### Task objective
From the listing below, pull out every line where the string "Spending" appears.

### Records supplied
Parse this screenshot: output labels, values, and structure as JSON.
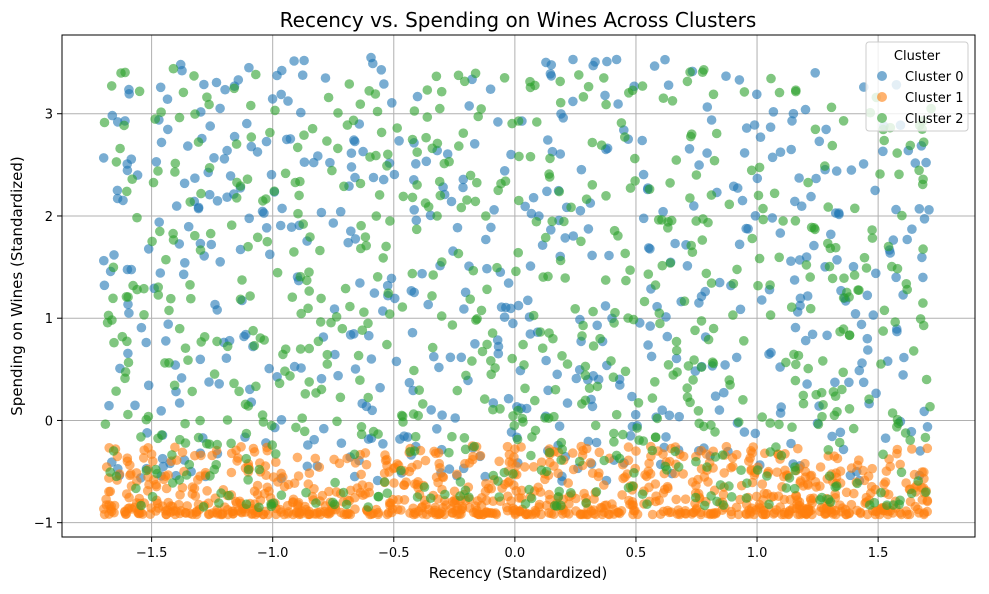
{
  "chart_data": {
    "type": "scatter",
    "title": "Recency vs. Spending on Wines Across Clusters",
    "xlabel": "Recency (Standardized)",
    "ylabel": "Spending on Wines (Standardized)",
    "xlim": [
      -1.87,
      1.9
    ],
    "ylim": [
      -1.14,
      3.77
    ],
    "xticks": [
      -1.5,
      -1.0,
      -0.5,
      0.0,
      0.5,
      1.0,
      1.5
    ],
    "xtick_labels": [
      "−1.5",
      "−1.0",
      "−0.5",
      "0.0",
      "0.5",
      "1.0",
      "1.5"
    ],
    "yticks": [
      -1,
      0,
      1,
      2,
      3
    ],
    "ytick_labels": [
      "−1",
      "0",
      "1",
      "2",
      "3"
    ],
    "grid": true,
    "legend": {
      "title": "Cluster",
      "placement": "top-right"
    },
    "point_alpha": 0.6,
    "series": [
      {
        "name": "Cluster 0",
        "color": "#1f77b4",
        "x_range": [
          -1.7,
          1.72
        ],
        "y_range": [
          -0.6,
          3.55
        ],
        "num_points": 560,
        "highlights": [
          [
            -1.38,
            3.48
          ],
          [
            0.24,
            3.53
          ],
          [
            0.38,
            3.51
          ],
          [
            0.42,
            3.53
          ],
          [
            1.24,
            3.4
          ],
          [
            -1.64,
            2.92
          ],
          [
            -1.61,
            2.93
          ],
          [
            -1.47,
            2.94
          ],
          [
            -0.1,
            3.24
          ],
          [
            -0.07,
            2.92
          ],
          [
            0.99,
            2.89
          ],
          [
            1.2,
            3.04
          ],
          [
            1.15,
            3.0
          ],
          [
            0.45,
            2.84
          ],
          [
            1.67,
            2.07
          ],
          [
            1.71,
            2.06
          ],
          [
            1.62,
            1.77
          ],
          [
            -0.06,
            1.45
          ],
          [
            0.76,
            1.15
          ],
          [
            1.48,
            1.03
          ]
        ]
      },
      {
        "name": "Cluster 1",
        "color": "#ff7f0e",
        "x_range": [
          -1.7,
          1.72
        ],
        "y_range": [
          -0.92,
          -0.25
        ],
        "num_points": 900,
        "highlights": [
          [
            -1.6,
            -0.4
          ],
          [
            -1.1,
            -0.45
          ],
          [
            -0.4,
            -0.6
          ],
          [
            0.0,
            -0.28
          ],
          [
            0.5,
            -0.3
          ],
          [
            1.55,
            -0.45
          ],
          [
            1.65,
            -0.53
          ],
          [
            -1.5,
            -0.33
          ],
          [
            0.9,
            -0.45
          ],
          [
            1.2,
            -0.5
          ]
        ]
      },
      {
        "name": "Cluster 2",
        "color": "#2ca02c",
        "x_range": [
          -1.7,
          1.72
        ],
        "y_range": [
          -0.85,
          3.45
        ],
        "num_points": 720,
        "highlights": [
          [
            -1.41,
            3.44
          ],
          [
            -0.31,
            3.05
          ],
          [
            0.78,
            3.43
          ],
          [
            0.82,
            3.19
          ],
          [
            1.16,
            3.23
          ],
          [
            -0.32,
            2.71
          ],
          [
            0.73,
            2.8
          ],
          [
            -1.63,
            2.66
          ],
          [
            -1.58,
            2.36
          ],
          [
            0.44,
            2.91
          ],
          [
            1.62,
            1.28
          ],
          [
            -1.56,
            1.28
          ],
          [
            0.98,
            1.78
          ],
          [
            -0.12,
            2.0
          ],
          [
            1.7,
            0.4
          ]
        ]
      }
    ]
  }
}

### Expected answer
    "title": "Recency vs. Spending on Wines Across Clusters",
    "ylabel": "Spending on Wines (Standardized)",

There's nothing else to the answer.